━━━━━ Listed records ━━━━━

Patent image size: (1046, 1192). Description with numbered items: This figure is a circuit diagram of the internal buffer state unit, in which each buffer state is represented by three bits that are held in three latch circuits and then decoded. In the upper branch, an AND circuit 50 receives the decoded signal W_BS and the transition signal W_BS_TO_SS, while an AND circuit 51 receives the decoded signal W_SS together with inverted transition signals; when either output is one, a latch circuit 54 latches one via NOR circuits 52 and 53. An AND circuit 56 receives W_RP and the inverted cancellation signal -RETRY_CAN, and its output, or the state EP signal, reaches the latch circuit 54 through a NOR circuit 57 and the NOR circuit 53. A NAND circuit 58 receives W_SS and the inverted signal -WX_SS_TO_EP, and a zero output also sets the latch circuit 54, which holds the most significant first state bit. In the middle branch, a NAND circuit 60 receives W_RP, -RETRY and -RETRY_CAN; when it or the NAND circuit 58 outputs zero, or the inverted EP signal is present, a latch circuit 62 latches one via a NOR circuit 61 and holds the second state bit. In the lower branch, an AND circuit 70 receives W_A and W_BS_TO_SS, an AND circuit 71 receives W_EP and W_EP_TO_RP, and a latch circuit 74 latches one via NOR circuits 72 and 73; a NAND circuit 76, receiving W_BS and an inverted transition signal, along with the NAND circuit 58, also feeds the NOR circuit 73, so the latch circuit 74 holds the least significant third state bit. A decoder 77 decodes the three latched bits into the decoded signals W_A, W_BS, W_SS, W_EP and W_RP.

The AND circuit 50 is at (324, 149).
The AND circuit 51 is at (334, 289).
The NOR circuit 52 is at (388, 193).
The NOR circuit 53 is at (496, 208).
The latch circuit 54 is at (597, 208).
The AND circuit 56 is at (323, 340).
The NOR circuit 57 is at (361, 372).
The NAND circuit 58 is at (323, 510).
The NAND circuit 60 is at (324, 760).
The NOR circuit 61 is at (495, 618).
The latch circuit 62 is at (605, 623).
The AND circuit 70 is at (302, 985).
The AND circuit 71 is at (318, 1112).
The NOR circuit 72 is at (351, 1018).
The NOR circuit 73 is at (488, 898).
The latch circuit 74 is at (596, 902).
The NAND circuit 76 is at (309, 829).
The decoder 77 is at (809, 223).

━━━━━

=== Goal ===
Reproduce each of the lines above without alteration, keeping their original order.

=== Final answer ===
Patent image size: (1046, 1192). Description with numbered items: This figure is a circuit diagram of the internal buffer state unit, in which each buffer state is represented by three bits that are held in three latch circuits and then decoded. In the upper branch, an AND circuit 50 receives the decoded signal W_BS and the transition signal W_BS_TO_SS, while an AND circuit 51 receives the decoded signal W_SS together with inverted transition signals; when either output is one, a latch circuit 54 latches one via NOR circuits 52 and 53. An AND circuit 56 receives W_RP and the inverted cancellation signal -RETRY_CAN, and its output, or the state EP signal, reaches the latch circuit 54 through a NOR circuit 57 and the NOR circuit 53. A NAND circuit 58 receives W_SS and the inverted signal -WX_SS_TO_EP, and a zero output also sets the latch circuit 54, which holds the most significant first state bit. In the middle branch, a NAND circuit 60 receives W_RP, -RETRY and -RETRY_CAN; when it or the NAND circuit 58 outputs zero, or the inverted EP signal is present, a latch circuit 62 latches one via a NOR circuit 61 and holds the second state bit. In the lower branch, an AND circuit 70 receives W_A and W_BS_TO_SS, an AND circuit 71 receives W_EP and W_EP_TO_RP, and a latch circuit 74 latches one via NOR circuits 72 and 73; a NAND circuit 76, receiving W_BS and an inverted transition signal, along with the NAND circuit 58, also feeds the NOR circuit 73, so the latch circuit 74 holds the least significant third state bit. A decoder 77 decodes the three latched bits into the decoded signals W_A, W_BS, W_SS, W_EP and W_RP.

The AND circuit 50 is at (324, 149).
The AND circuit 51 is at (334, 289).
The NOR circuit 52 is at (388, 193).
The NOR circuit 53 is at (496, 208).
The latch circuit 54 is at (597, 208).
The AND circuit 56 is at (323, 340).
The NOR circuit 57 is at (361, 372).
The NAND circuit 58 is at (323, 510).
The NAND circuit 60 is at (324, 760).
The NOR circuit 61 is at (495, 618).
The latch circuit 62 is at (605, 623).
The AND circuit 70 is at (302, 985).
The AND circuit 71 is at (318, 1112).
The NOR circuit 72 is at (351, 1018).
The NOR circuit 73 is at (488, 898).
The latch circuit 74 is at (596, 902).
The NAND circuit 76 is at (309, 829).
The decoder 77 is at (809, 223).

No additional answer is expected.